◆ WORK INSTRUCTIONS:
- 1) Summarize the essay passage on Burroughs and Van Vogt in two sentences.
- 2) Rewrite the entries from the line containing "room-gap-checkbox[interactable]: 部屋隙間･重複 (12, 295, 83, 308)" through the line containing "finish-group: 仕上配置 天井", changing "interactable" to "clickable" and keeping everything else the same.

◆ TEXT SECTION:
►

But he was the first author in our broad field—let’s call it imaginative fiction and not quibble about names—to write open-ended series. Prior to Burroughs, imaginative novels came one at a time and stood alone. At most they might have one sequel. But Burroughs changed all that, writing and selling 24 Tarzan novels, 10 Mars novels, 4 Venus novels, and 7 Pellucidar novels. They of course found a ready audience, and they also of course declined in quality in almost a straight-line graph.
But because he proved beyond a shadow of a doubt that it was commercially viable, people are still writing 8-volume trilogies and endless sequels and open-ended series, to the detriment of the overall quality in the field. Thanks a heap, Edgar old pal.
Gee, I feel better already. Your turn.
***
BARRY: Big question. I pointed out in a cautionary way last column that “good” influences can be the worst influences of all . . . the crappy, derivative, tin-eared Bester and Cordwainer Smith, the Sturgeon-manque, the tortured Ellison imitations to which we’ve all been exposed in and (more likely) out of print over the past 40 years. The best writers—the most powerful, idiosyncratic, individual, distinctive—can be in terms of influence the worst; they’re not only inimitable but the attempt to imitate can lead newer writers well off the path, delay or perhaps make impossible the development of their own voice.
That cavil made, that point taken, I’ll try to stay on-topic here and begin by noting that A.E. Van Vogt has probably been among the most pernicious of influences; what Van Vogt did in his prime was remarkable but it also made little objective sense (the man wrote dreams rather than transmuted narrative) and a careful appraisal of Van Vogt’s work led directly, with so many writers, to the kind of three-part mistake which Damon Knight so brilliantly limned in one of his essays in IN SEARCH OF WONDER:
1) Nobody understands science anyway so you can just make up this stuff as you go along.
2) Only kids really read science fiction so what the hell.
3) Anytime you get into plot or credibility trouble, just give them the old malarkey.
I used those principles—crediting Damon first and often— in an FSF review of some novels thirty years ago (my first review; there are some who would say it should have been my last) . . . those novels failed because they relied upon those tenets and writers who rely upon them to this day—there are so many of them— will fail for the same reason. Van Vogt’s malarkey was extraordinary; he was able to find the kid in all of us and the non-science he made up page by page may have been utter nonsense (“this is the race which will rule the Sevagram”) but had that kind of compelling, hypnoagogic quality of induced awe characteristic of dreams. He could and did get away with this, at least he did so for a long time; he got away with it for (in his words) “those ten good years which really constitute a writer’s career”) But his imitators, and they were many, didn’t get away with it nearly as well and because Van Vogt wrote what was— objectively speaking—nonsense, he reinforced through his work and that of his disciples the opinion of marginal readers of SF or those hostile to it: that the entire category was nonsense. An important writer, the most influential writer of the l940’s and I would never begrudge him his Grandmaster . . . but overall, in terms of persistent influence, he may have done more harm than good.

◄

◆ RECORDS TO USE:
►

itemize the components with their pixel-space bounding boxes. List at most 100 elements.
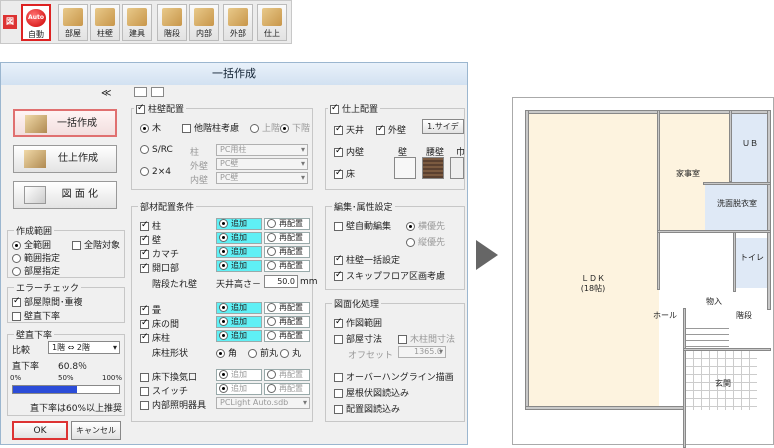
room-gap-checkbox[interactable]: 部屋隙間･重複 (12, 295, 83, 308)
wood-pillar-dimension-checkbox[interactable]: 木柱間寸法 (398, 332, 455, 345)
range-specify-radio[interactable]: 範囲指定 (12, 251, 60, 264)
vertical-rate-checkbox[interactable]: 壁直下率 (12, 309, 60, 322)
wall-replace-radio[interactable]: 再配置 (264, 232, 310, 244)
outer-wall-select[interactable]: PC壁 (216, 158, 308, 170)
interior-light-checkbox[interactable]: 内部照明器具 (140, 398, 206, 411)
light-file-select[interactable]: PCLight Auto.sdb (216, 397, 310, 409)
wall-checkbox[interactable]: 壁 (140, 233, 161, 246)
offset-input[interactable]: 1365.0 (398, 346, 446, 358)
tatami-replace-radio[interactable]: 再配置 (264, 302, 310, 314)
finish-button[interactable]: 仕上 (257, 4, 287, 41)
switch-add-radio[interactable]: 追加 (216, 383, 262, 395)
room-label: ＵＢ (742, 139, 758, 148)
ceiling-checkbox[interactable]: 天井 (334, 123, 364, 136)
switch-replace-radio[interactable]: 再配置 (264, 383, 310, 395)
toilet-area (735, 238, 769, 288)
underfloor-vent-replace-radio[interactable]: 再配置 (264, 369, 310, 381)
src-radio[interactable]: S/RC (140, 145, 173, 155)
layout-plan-checkbox[interactable]: 配置図読込み (334, 402, 400, 415)
towel-texture-swatch[interactable] (450, 157, 464, 179)
drawing-range-checkbox[interactable]: 作図範囲 (334, 316, 382, 329)
tatami-add-radio[interactable]: 追加 (216, 302, 262, 314)
floor-checkbox[interactable]: 床 (334, 167, 355, 180)
drawing-icon (24, 186, 46, 204)
stairs-button[interactable]: 階段 (157, 4, 187, 41)
uncheck-all-icon[interactable] (151, 87, 164, 97)
frame-replace-radio[interactable]: 再配置 (264, 246, 310, 258)
collapse-button[interactable]: ≪ (101, 88, 111, 99)
room-button[interactable]: 部屋 (58, 4, 88, 41)
waist-texture-swatch[interactable] (422, 157, 444, 179)
room-specify-radio[interactable]: 部屋指定 (12, 264, 60, 277)
wall-add-radio[interactable]: 追加 (216, 232, 262, 244)
toko-pillar-replace-radio[interactable]: 再配置 (264, 330, 310, 342)
finish-group: 仕上配置 天井 外壁 1.サイデ 内壁 床 壁 腰壁 巾 (325, 102, 465, 190)
opening-checkbox[interactable]: 開口部 (140, 261, 179, 274)
pillar-batch-checkbox[interactable]: 柱壁一括設定 (334, 253, 400, 266)
underfloor-vent-add-radio[interactable]: 追加 (216, 369, 262, 381)
frame-checkbox[interactable]: カマチ (140, 247, 179, 260)
other-floor-checkbox[interactable]: 他階柱考慮 (182, 121, 239, 134)
skip-floor-checkbox[interactable]: スキップフロア区画考慮 (334, 269, 445, 282)
tatami-checkbox[interactable]: 畳 (140, 303, 161, 316)
two-by-four-radio[interactable]: 2×4 (140, 167, 171, 177)
shape-square-radio[interactable]: 角 (216, 346, 237, 359)
pillar-wall-button[interactable]: 柱壁 (90, 4, 120, 41)
toko-pillar-add-radio[interactable]: 追加 (216, 330, 262, 342)
batch-create-button[interactable]: 一括作成 (13, 109, 117, 137)
outer-wall-checkbox[interactable]: 外壁 (376, 123, 406, 136)
room-label: ホール (653, 311, 677, 320)
tokonoma-replace-radio[interactable]: 再配置 (264, 316, 310, 328)
pillar-checkbox[interactable]: 柱 (140, 219, 161, 232)
finish-create-button[interactable]: 仕上作成 (13, 145, 117, 173)
roof-plan-checkbox[interactable]: 屋根伏図読込み (334, 386, 409, 399)
vertical-priority-radio[interactable]: 縦優先 (406, 235, 445, 248)
ok-button[interactable]: OK (12, 421, 68, 440)
shape-round-radio[interactable]: 丸 (280, 346, 301, 359)
opening-replace-radio[interactable]: 再配置 (264, 260, 310, 272)
arrow-right-icon (476, 240, 498, 270)
fitting-button[interactable]: 建具 (122, 4, 152, 41)
batch-create-dialog: 一括作成 ≪ 一括作成 仕上作成 図 面 化 作成範囲 全範囲 全階対象 範囲指… (0, 62, 468, 445)
switch-checkbox[interactable]: スイッチ (140, 384, 188, 397)
wood-radio[interactable]: 木 (140, 121, 161, 134)
stairs-icon (162, 8, 182, 26)
inner-wall-checkbox[interactable]: 内壁 (334, 145, 364, 158)
interior-button[interactable]: 内部 (189, 4, 219, 41)
upper-floor-radio[interactable]: 上階 (250, 121, 280, 134)
siding-button[interactable]: 1.サイデ (422, 119, 464, 134)
wall-texture-swatch[interactable] (394, 157, 416, 179)
pillar-select[interactable]: PC用柱 (216, 144, 308, 156)
all-floors-checkbox[interactable]: 全階対象 (72, 238, 120, 251)
tokonoma-add-radio[interactable]: 追加 (216, 316, 262, 328)
room-dimension-checkbox[interactable]: 部屋寸法 (334, 332, 382, 345)
horizontal-priority-radio[interactable]: 横優先 (406, 219, 445, 232)
ceiling-height-input[interactable]: 50.0 (264, 275, 298, 288)
cancel-button[interactable]: キャンセル (71, 421, 121, 440)
compare-floor-select[interactable]: 1階 ⇔ 2階 ▾ (48, 341, 120, 354)
pillar-wall-group: 柱壁配置 木 他階柱考慮 上階 下階 S/RC 2×4 柱 外壁 内壁 PC用柱… (131, 102, 313, 190)
drawing-icon[interactable]: 図 (3, 15, 17, 29)
pillar-replace-radio[interactable]: 再配置 (264, 218, 310, 230)
drawing-button[interactable]: 図 面 化 (13, 181, 117, 209)
overhang-checkbox[interactable]: オーバーハングライン描画 (334, 370, 454, 383)
range-all-radio[interactable]: 全範囲 (12, 238, 51, 251)
parts-group: 部材配置条件 柱追加再配置壁追加再配置カマチ追加再配置開口部追加再配置階段たれ壁… (131, 200, 318, 422)
room-label: トイレ (740, 253, 764, 262)
auto-edit-checkbox[interactable]: 壁自動編集 (334, 219, 391, 232)
underfloor-vent-checkbox[interactable]: 床下換気口 (140, 370, 197, 383)
auto-button[interactable]: Auto 自動 (21, 4, 51, 41)
frame-add-radio[interactable]: 追加 (216, 246, 262, 258)
pillar-add-radio[interactable]: 追加 (216, 218, 262, 230)
room-label: ＬＤＫ (18帖) (580, 274, 606, 293)
shape-front-round-radio[interactable]: 前丸 (248, 346, 278, 359)
check-all-icon[interactable] (134, 87, 147, 97)
inner-wall-select[interactable]: PC壁 (216, 172, 308, 184)
exterior-button[interactable]: 外部 (223, 4, 253, 41)
lower-floor-radio[interactable]: 下階 (280, 121, 310, 134)
toko-pillar-checkbox[interactable]: 床柱 (140, 331, 170, 344)
tokonoma-checkbox[interactable]: 床の間 (140, 317, 179, 330)
opening-add-radio[interactable]: 追加 (216, 260, 262, 272)
room-label: 玄関 (715, 379, 731, 388)
exterior-icon (228, 8, 248, 26)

◄

◆ ANSWERS PER TASK:
- 1) Burroughs was the first in imaginative fiction to write open-ended series, and by proving them commercially viable he led others to keep writing endless sequels that hurt the field's quality. Van Vogt's dreamlike nonsense worked for him but not for his many imitators, and by reinforcing the view that the whole category was nonsense he may have done more harm than good.

- 2)
room-gap-checkbox[clickable]: 部屋隙間･重複 (12, 295, 83, 308)
wood-pillar-dimension-checkbox[clickable]: 木柱間寸法 (398, 332, 455, 345)
range-specify-radio[clickable]: 範囲指定 (12, 251, 60, 264)
vertical-rate-checkbox[clickable]: 壁直下率 (12, 309, 60, 322)
wall-replace-radio[clickable]: 再配置 (264, 232, 310, 244)
outer-wall-select[clickable]: PC壁 (216, 158, 308, 170)
interior-light-checkbox[clickable]: 内部照明器具 (140, 398, 206, 411)
light-file-select[clickable]: PCLight Auto.sdb (216, 397, 310, 409)
wall-checkbox[clickable]: 壁 (140, 233, 161, 246)
offset-input[clickable]: 1365.0 (398, 346, 446, 358)
tatami-replace-radio[clickable]: 再配置 (264, 302, 310, 314)
finish-button[clickable]: 仕上 (257, 4, 287, 41)
switch-add-radio[clickable]: 追加 (216, 383, 262, 395)
room-label: ＵＢ (742, 139, 758, 148)
ceiling-checkbox[clickable]: 天井 (334, 123, 364, 136)
switch-replace-radio[clickable]: 再配置 (264, 383, 310, 395)
toilet-area (735, 238, 769, 288)
underfloor-vent-replace-radio[clickable]: 再配置 (264, 369, 310, 381)
src-radio[clickable]: S/RC (140, 145, 173, 155)
layout-plan-checkbox[clickable]: 配置図読込み (334, 402, 400, 415)
towel-texture-swatch[clickable] (450, 157, 464, 179)
drawing-range-checkbox[clickable]: 作図範囲 (334, 316, 382, 329)
tatami-add-radio[clickable]: 追加 (216, 302, 262, 314)
floor-checkbox[clickable]: 床 (334, 167, 355, 180)
drawing-icon (24, 186, 46, 204)
stairs-button[clickable]: 階段 (157, 4, 187, 41)
uncheck-all-icon[clickable] (151, 87, 164, 97)
frame-replace-radio[clickable]: 再配置 (264, 246, 310, 258)
collapse-button[clickable]: ≪ (101, 88, 111, 99)
room-button[clickable]: 部屋 (58, 4, 88, 41)
waist-texture-swatch[clickable] (422, 157, 444, 179)
room-specify-radio[clickable]: 部屋指定 (12, 264, 60, 277)
wall-add-radio[clickable]: 追加 (216, 232, 262, 244)
toko-pillar-replace-radio[clickable]: 再配置 (264, 330, 310, 342)
finish-group: 仕上配置 天井 外壁 1.サイデ 内壁 床 壁 腰壁 巾 (325, 102, 465, 190)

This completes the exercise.